**PASSAGE:**

Thursday, August 27, 2020

Talking Across Space and Time

Through some type of eerie, time-jumping technical cross-up, it appears a Victorian street urchin from Renee Duke's novel The Mud Rose, has come in contact with 1930s era boy named Eddie, who relates his real-life exploits in Marva Dasef’s Tales Of A Texas Boy. Neither Hetty nor Eddie seemed aware that anything too strange had occurred, but Renee and Marva thought it was worth recording. 
* * *
Eddie Perkins, age twelve, Hereford, Texas, 1933.
I wanted ta talk with Uncle Harley ‛bout comin’ ta visit in the Spring. Since we didn’t have a telephone out at the farm, I had to use the phone here at the mercantile. I asked Mr. Brown, and he said it was okay longs I ask the oper...the lady what answers how much it costs. I picked up the earpiece, spun the hand crank to ring up, and talked into the horn. I said I wanted Mr. Harley Granger in Linden. She says fine, and I wait awhile. Pretty soon, I hear a some scratchy sounds and I yell, “Hello, hello. Is anybody there?”
Hetty Styles, age ten, London, England, 1888.

Records from a collection
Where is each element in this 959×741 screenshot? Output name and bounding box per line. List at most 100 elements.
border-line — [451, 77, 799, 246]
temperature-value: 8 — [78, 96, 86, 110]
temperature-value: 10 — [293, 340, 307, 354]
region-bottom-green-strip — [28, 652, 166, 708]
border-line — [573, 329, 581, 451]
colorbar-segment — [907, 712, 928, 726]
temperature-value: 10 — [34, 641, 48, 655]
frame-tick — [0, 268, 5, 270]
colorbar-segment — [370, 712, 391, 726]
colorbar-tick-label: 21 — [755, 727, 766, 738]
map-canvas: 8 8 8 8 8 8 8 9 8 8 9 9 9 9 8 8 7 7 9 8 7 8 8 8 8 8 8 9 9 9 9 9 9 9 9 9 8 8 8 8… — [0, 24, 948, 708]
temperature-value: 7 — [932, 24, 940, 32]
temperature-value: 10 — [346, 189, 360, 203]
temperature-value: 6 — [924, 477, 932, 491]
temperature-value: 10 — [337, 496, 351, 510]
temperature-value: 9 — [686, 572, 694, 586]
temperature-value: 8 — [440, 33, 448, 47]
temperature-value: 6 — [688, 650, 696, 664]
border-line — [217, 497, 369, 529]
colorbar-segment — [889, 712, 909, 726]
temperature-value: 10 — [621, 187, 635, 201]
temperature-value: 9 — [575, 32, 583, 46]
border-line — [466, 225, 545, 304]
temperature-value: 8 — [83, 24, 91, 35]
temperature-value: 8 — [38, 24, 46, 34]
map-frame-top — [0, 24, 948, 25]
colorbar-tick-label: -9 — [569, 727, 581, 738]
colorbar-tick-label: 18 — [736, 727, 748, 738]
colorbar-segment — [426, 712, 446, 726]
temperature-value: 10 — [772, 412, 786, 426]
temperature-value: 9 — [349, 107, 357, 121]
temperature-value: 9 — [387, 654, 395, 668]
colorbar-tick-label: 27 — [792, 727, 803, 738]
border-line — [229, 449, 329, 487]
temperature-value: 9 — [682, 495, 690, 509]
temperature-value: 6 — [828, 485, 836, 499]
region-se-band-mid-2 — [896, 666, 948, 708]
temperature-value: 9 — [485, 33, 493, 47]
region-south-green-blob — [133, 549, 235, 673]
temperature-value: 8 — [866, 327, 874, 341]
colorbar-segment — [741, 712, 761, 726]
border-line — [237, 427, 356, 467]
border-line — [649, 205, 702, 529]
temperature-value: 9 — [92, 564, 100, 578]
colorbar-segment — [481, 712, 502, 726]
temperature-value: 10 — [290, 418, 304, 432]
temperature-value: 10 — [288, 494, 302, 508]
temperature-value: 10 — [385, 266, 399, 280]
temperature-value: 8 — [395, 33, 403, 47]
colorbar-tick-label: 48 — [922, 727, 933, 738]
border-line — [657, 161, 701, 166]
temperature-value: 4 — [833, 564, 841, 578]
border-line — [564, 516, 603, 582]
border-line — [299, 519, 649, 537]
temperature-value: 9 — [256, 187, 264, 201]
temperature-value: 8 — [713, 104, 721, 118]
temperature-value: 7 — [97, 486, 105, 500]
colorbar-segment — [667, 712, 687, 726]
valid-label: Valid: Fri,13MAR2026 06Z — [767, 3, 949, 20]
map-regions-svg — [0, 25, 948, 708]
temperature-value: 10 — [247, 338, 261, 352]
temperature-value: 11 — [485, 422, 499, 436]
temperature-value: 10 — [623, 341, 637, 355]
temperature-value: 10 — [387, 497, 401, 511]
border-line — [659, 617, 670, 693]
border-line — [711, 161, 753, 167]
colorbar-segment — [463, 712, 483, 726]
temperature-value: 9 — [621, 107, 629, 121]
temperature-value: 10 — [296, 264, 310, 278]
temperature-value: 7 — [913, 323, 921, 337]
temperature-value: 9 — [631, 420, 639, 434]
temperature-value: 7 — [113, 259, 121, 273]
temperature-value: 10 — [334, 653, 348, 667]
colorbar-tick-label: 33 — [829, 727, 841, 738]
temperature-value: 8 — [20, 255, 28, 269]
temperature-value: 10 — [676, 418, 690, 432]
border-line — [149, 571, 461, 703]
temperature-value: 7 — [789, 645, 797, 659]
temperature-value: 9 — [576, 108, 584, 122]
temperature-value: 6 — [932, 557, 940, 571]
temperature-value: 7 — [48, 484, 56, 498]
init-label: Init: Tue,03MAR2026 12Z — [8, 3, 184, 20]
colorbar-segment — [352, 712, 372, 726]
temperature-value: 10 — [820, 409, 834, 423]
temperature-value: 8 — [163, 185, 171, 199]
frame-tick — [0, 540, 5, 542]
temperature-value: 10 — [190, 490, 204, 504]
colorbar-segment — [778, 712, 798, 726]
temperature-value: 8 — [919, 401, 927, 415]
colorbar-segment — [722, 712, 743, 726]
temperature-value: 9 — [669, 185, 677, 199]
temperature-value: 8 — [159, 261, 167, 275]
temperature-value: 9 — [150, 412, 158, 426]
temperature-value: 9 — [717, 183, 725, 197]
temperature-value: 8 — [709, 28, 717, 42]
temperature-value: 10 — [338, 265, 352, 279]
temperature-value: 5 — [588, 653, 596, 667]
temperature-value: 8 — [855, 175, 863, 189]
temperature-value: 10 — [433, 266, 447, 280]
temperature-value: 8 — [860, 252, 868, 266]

**EXERCISE REQUIREMENTS:**
Pick up the story above about Eddie's phone call across time and keep writing from the point where it stops.

**WRITTEN ANSWER:**
I was in the front hall when that telephone thing went off. It’s some new-fangled contraption what Mrs. Granger says Paige, Dane, and Jack’s Uncle Clive had put it a month or two back. I let it ring a few times thinking she’d come to answer it, but she didn’t, so I figured I’d better. I picked it up a bit ginger-like, and said, “Uh, um, London 2-1-6.” Think that’s what Mrs. Granger says. I’d never talked into one of them things before, so I figured they’d have to excuse me if that weren’t right. “Who’s calling, please?” That’s the other thing what she says.
Eddie:
This is Eddie. I’m tryin’ to talk to my Uncle Harley Granger in Linden, Texas, but I don’t think I’m talking to who I want. You don’t sound like a Texas gal. Do you know my Uncle Harley? He don’t have any young girls and you don’t sound like you’re any older than my sister. If you don’t mind, would you tell me yer name?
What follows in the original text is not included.